Article:
--------

That control was what Giles feared Tara would lose sooner or later. But she already knows what to avoid and control, her mother taught her well (as opposed to Willow in season6 who was all self-taught). Heck, she worries about it most of the time she uses magic.



Whatever happens, I'm glad at least Tara herself got rid of the Dark Magic calling out to her. Should give her some peace of mind, Lord knows she worries about lotsa other things already.



Grimmy

"You hurt Tara," Willow said too calmly. "The last one who tried that was a god. I made her regret it." -- Unexpected Consequences by Lisa of Nine

Grimlock72
 


Re: Part 100

Postby tiredsoul » Thu Nov 14, 2002 8:09 am

**scampering cheerfully into the thread**



Tra la la



**tripping unceremoniously**



Oops!



**looks around hoping no one saw her**



That was embarrassing.



Yep, I was slacking :) The hint may have worked, but in hindsight, I think she may have thought I turned down the heat for another reason …



Got quite the debate going on here on majick and Giles’ reaction to Tara’s using it. I love debates so I’m scampering in to join. I’m probably going to regret it, but it sure beats working this morning. Fair warning that this is a rambling and I’m not disagreeing with anyone.

--------

Dataset rows:

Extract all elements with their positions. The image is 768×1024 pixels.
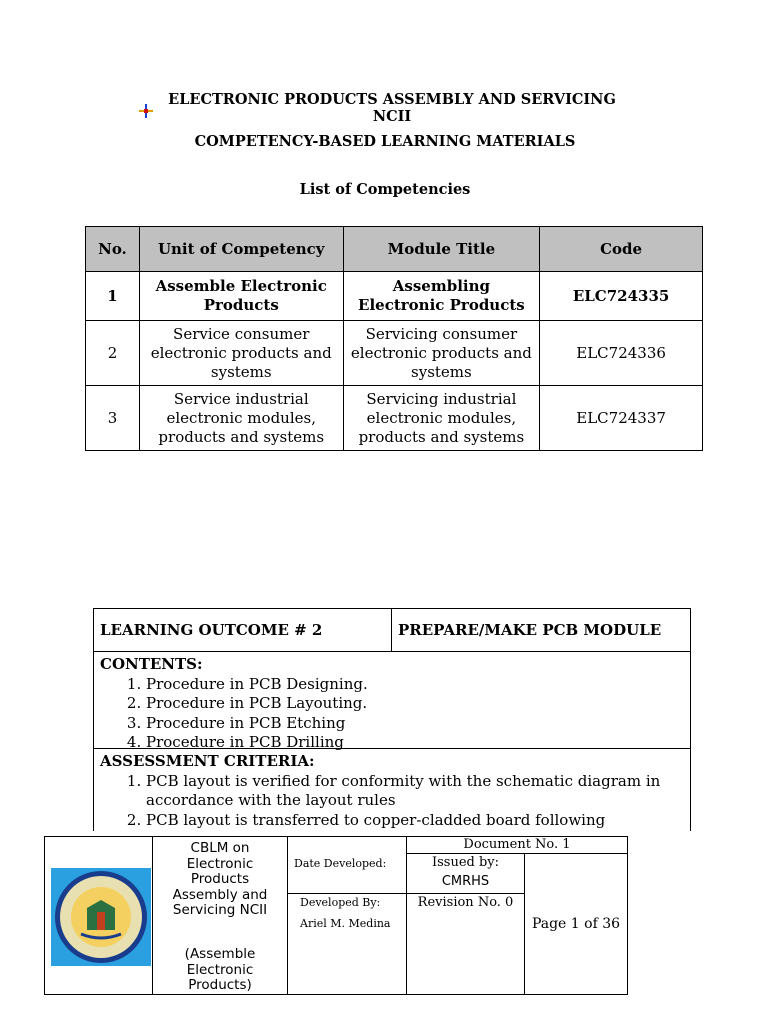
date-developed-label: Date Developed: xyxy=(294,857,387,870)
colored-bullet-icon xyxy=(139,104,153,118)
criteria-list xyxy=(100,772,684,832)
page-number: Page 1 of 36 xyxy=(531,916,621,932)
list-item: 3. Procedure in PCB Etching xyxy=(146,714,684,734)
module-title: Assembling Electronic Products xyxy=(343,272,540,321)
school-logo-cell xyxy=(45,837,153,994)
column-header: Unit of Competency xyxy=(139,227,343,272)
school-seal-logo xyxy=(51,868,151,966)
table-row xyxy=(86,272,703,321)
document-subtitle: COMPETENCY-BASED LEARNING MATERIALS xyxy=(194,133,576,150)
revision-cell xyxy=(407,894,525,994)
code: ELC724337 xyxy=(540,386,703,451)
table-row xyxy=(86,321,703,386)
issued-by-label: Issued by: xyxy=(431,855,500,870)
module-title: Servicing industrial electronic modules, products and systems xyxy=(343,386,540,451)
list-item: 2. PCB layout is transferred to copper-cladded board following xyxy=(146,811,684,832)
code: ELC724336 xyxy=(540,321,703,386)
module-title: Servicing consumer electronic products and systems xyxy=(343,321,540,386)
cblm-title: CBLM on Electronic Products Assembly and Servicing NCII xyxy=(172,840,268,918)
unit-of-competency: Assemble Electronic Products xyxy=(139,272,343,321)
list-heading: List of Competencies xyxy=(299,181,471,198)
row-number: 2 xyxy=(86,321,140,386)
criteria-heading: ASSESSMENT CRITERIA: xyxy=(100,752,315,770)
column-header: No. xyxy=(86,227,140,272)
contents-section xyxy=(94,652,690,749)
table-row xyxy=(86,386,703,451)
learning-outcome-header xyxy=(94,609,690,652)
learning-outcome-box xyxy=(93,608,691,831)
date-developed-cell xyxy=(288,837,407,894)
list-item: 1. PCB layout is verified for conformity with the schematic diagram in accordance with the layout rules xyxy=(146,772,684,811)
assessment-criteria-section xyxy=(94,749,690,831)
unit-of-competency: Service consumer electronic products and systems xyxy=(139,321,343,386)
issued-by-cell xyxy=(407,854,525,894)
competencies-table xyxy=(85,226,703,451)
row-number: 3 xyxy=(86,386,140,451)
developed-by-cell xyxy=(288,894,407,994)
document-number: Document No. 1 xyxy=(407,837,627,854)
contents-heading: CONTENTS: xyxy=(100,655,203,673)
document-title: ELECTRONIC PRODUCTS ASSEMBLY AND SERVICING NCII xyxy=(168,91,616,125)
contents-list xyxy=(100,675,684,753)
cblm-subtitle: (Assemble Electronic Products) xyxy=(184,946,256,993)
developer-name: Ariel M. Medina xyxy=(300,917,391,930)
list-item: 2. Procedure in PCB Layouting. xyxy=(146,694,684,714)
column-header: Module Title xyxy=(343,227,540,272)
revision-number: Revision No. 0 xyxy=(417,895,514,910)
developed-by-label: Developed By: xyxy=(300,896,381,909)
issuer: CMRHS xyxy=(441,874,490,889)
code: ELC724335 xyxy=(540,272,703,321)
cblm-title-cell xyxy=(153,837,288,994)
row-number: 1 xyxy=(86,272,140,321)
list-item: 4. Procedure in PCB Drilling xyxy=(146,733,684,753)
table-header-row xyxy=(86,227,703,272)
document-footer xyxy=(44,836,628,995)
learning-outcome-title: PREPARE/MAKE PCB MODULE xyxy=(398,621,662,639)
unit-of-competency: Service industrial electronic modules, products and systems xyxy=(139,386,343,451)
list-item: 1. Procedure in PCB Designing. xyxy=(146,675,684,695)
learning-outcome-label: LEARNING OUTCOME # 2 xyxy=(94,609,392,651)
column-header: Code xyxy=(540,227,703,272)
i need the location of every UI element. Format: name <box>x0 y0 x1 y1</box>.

--------

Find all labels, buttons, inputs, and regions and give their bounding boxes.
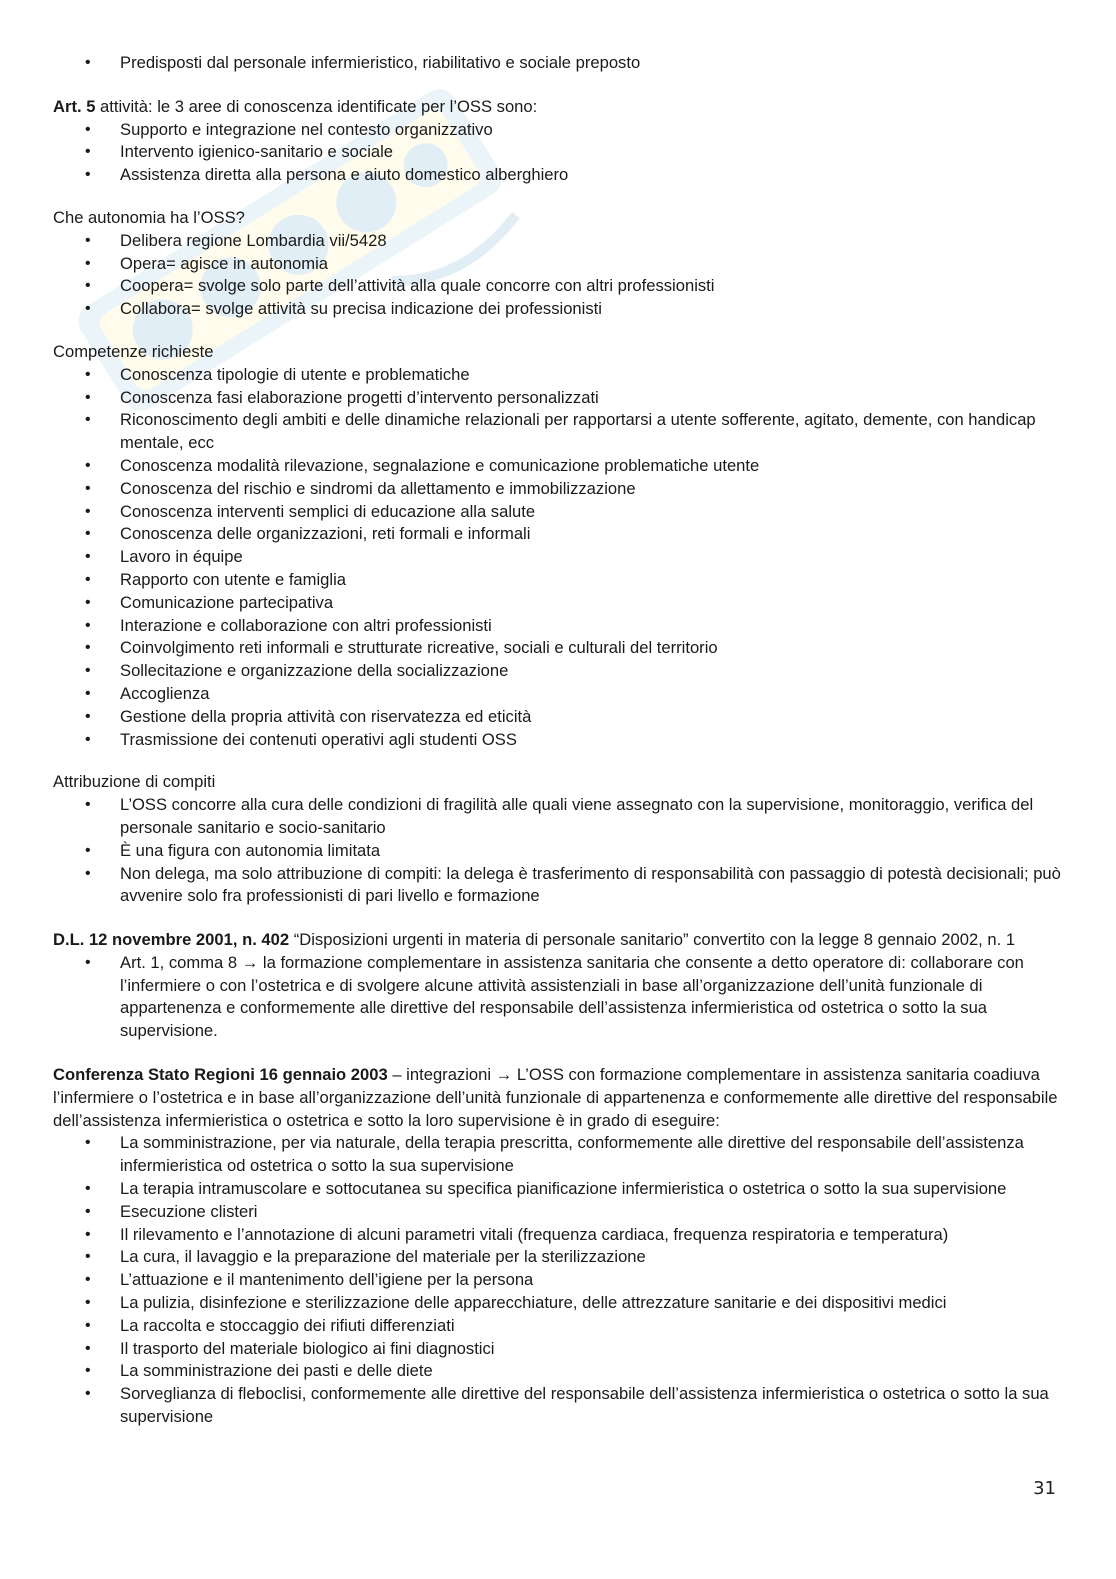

--------

To do:
**A.** In the forum post, rewrite the passage starting at "Yep, I was slacking" and ending at "disagreeing with anyone.", changing "majick" to "magic".
**B.** According to the forum post, who taught Tara what to avoid and control?

Solutions:
**A.**
Yep, I was slacking :) The hint may have worked, but in hindsight, I think she may have thought I turned down the heat for another reason …



Got quite the debate going on here on magic and Giles’ reaction to Tara’s using it. I love debates so I’m scampering in to join. I’m probably going to regret it, but it sure beats working this morning. Fair warning that this is a rambling and I’m not disagreeing with anyone.

**B.** Her mother.